▶ _What is being asked_: Extract each line of the data and write it out again exactly.

▶ _Data shown_:
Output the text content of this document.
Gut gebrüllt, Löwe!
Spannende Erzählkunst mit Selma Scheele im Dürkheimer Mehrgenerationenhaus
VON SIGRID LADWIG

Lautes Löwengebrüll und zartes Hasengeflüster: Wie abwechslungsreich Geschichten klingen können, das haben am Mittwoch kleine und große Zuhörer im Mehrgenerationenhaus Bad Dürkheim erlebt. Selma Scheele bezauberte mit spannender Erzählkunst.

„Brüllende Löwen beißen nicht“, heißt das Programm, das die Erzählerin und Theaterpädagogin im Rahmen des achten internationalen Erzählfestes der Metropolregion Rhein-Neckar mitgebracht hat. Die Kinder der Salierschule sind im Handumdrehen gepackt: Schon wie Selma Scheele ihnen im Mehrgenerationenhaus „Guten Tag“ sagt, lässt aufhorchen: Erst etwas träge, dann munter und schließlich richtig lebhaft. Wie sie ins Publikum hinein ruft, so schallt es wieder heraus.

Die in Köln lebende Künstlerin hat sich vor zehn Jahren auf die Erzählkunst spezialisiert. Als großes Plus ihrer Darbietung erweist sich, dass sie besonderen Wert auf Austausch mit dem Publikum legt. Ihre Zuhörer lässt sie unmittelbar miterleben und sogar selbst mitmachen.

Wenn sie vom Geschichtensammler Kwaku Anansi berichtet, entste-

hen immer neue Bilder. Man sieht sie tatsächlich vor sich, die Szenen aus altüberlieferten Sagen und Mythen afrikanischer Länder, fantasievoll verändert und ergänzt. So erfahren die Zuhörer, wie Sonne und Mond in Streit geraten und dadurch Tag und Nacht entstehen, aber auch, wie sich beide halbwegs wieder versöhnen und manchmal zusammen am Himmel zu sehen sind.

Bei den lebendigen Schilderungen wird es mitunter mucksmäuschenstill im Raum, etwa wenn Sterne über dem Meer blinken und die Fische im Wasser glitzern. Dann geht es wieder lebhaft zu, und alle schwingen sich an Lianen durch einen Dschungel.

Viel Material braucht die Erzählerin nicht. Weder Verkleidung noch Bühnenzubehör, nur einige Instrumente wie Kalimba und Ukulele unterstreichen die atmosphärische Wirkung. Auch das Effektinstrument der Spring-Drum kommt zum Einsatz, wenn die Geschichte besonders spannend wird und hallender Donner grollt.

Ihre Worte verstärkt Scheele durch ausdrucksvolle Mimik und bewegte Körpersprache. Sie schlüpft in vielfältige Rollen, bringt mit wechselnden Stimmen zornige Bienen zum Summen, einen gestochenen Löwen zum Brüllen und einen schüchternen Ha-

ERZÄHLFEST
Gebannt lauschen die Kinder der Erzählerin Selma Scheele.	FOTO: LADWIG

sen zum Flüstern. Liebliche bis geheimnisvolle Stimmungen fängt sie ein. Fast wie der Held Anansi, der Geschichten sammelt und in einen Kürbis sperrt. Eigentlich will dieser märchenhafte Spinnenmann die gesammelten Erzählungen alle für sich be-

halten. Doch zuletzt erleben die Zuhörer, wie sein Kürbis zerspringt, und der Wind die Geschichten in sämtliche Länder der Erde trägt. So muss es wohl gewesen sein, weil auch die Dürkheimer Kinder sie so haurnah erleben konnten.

▶ _Solution for this task_:
Output the text content of this document.
Gut gebrüllt, Löwe!
Spannende Erzählkunst mit Selma Scheele im Dürkheimer Mehrgenerationenhaus
VON SIGRID LADWIG

Lautes Löwengebrüll und zartes Hasengeflüster: Wie abwechslungsreich Geschichten klingen können, das haben am Mittwoch kleine und große Zuhörer im Mehrgenerationenhaus Bad Dürkheim erlebt. Selma Scheele bezauberte mit spannender Erzählkunst.

„Brüllende Löwen beißen nicht“, heißt das Programm, das die Erzählerin und Theaterpädagogin im Rahmen des achten internationalen Erzählfestes der Metropolregion Rhein-Neckar mitgebracht hat. Die Kinder der Salierschule sind im Handumdrehen gepackt: Schon wie Selma Scheele ihnen im Mehrgenerationenhaus „Guten Tag“ sagt, lässt aufhorchen: Erst etwas träge, dann munter und schließlich richtig lebhaft. Wie sie ins Publikum hinein ruft, so schallt es wieder heraus.

Die in Köln lebende Künstlerin hat sich vor zehn Jahren auf die Erzählkunst spezialisiert. Als großes Plus ihrer Darbietung erweist sich, dass sie besonderen Wert auf Austausch mit dem Publikum legt. Ihre Zuhörer lässt sie unmittelbar miterleben und sogar selbst mitmachen.

Wenn sie vom Geschichtensammler Kwaku Anansi berichtet, entste-

hen immer neue Bilder. Man sieht sie tatsächlich vor sich, die Szenen aus altüberlieferten Sagen und Mythen afrikanischer Länder, fantasievoll verändert und ergänzt. So erfahren die Zuhörer, wie Sonne und Mond in Streit geraten und dadurch Tag und Nacht entstehen, aber auch, wie sich beide halbwegs wieder versöhnen und manchmal zusammen am Himmel zu sehen sind.

Bei den lebendigen Schilderungen wird es mitunter mucksmäuschenstill im Raum, etwa wenn Sterne über dem Meer blinken und die Fische im Wasser glitzern. Dann geht es wieder lebhaft zu, und alle schwingen sich an Lianen durch einen Dschungel.

Viel Material braucht die Erzählerin nicht. Weder Verkleidung noch Bühnenzubehör, nur einige Instrumente wie Kalimba und Ukulele unterstreichen die atmosphärische Wirkung. Auch das Effektinstrument der Spring-Drum kommt zum Einsatz, wenn die Geschichte besonders spannend wird und hallender Donner grollt.

Ihre Worte verstärkt Scheele durch ausdrucksvolle Mimik und bewegte Körpersprache. Sie schlüpft in vielfältige Rollen, bringt mit wechselnden Stimmen zornige Bienen zum Summen, einen gestochenen Löwen zum Brüllen und einen schüchternen Ha-

ERZÄHLFEST
Gebannt lauschen die Kinder der Erzählerin Selma Scheele.	FOTO: LADWIG

sen zum Flüstern. Liebliche bis geheimnisvolle Stimmungen fängt sie ein. Fast wie der Held Anansi, der Geschichten sammelt und in einen Kürbis sperrt. Eigentlich will dieser märchenhafte Spinnenmann die gesammelten Erzählungen alle für sich be-

halten. Doch zuletzt erleben die Zuhörer, wie sein Kürbis zerspringt, und der Wind die Geschichten in sämtliche Länder der Erde trägt. So muss es wohl gewesen sein, weil auch die Dürkheimer Kinder sie so haurnah erleben konnten.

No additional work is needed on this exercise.